PROBLEM DETAILS> Each line of the records that holds "name" should be shown in full.

[Records contained in a dataset]
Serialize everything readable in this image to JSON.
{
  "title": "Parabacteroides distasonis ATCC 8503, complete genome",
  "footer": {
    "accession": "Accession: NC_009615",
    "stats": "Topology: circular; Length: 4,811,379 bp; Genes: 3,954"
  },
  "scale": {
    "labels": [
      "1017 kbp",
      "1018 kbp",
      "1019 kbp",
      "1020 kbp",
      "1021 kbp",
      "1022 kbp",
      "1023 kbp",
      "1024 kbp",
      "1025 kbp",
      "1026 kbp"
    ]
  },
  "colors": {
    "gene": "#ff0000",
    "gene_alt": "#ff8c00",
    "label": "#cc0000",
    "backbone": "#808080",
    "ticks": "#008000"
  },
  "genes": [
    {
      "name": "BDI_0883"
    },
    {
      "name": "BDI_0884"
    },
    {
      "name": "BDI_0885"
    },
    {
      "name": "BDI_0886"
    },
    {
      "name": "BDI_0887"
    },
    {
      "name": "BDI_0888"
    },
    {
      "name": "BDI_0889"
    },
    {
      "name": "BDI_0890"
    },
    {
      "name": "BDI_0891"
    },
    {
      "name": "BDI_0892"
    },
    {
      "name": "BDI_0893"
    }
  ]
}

OUTPUT OF THE TASK>
      "name": "BDI_0883"
      "name": "BDI_0884"
      "name": "BDI_0885"
      "name": "BDI_0886"
      "name": "BDI_0887"
      "name": "BDI_0888"
      "name": "BDI_0889"
      "name": "BDI_0890"
      "name": "BDI_0891"
      "name": "BDI_0892"
      "name": "BDI_0893"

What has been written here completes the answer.